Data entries
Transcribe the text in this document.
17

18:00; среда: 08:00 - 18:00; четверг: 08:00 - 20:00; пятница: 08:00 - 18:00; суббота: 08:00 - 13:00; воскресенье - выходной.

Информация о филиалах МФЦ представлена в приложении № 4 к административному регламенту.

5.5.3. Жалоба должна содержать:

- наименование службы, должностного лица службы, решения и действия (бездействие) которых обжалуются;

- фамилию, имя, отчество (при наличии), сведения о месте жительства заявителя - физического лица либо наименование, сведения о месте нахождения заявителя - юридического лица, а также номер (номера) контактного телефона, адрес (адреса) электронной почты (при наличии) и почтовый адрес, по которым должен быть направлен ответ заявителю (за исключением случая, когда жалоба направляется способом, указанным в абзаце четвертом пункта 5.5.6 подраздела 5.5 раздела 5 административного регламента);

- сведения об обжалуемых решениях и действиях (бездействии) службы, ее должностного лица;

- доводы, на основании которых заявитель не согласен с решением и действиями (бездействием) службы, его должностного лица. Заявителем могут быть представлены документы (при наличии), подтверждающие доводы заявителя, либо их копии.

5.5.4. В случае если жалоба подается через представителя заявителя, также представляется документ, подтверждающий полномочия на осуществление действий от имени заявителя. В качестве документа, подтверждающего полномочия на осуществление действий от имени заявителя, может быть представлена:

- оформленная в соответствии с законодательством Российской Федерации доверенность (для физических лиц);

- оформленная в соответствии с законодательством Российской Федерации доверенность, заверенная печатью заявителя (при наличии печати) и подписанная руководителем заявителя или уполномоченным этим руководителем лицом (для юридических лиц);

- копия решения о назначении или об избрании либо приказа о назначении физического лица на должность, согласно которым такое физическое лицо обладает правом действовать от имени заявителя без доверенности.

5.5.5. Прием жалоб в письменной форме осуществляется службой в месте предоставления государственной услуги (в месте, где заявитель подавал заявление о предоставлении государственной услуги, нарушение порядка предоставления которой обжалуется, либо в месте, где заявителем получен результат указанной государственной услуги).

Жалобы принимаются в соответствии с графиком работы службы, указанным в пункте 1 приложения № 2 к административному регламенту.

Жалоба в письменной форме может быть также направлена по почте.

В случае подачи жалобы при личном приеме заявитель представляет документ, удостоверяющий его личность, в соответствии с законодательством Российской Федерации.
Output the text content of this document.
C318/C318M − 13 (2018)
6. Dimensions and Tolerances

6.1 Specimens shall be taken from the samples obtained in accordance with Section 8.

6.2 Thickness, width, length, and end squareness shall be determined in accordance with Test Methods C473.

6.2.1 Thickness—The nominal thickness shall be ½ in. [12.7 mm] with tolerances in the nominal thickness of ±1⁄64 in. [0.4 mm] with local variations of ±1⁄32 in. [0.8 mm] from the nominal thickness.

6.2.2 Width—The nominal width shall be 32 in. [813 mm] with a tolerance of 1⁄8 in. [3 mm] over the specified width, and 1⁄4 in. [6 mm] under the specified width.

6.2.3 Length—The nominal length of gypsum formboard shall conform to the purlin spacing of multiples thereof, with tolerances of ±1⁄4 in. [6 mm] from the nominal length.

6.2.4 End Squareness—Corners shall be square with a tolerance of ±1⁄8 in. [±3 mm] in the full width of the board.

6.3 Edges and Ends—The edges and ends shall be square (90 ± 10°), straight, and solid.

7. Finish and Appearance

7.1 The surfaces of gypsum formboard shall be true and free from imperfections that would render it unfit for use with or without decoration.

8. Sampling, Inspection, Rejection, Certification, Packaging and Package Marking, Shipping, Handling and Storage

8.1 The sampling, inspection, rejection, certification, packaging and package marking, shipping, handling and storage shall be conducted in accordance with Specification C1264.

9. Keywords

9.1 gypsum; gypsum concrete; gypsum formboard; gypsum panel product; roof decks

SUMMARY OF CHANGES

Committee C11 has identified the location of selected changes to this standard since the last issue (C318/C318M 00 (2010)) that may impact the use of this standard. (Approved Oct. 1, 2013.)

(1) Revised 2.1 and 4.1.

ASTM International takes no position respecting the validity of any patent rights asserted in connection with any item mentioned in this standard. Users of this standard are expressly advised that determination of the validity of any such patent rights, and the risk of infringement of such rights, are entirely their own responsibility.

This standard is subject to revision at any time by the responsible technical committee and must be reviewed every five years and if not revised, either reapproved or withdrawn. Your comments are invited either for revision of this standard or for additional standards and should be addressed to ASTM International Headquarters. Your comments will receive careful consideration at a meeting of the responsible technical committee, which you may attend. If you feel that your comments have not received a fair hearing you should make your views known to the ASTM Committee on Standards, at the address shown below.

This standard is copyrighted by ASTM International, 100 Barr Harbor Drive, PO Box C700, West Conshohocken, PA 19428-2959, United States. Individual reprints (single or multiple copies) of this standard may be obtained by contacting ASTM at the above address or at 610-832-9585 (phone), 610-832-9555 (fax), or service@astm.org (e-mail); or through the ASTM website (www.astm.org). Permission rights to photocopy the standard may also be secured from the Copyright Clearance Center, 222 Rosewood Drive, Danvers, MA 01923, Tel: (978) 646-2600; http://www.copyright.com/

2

Objective.
Identify each line in the records above that contains the word "text", and copy it out in full.

Finished answer.
Transcribe the text in this document.
Output the text content of this document.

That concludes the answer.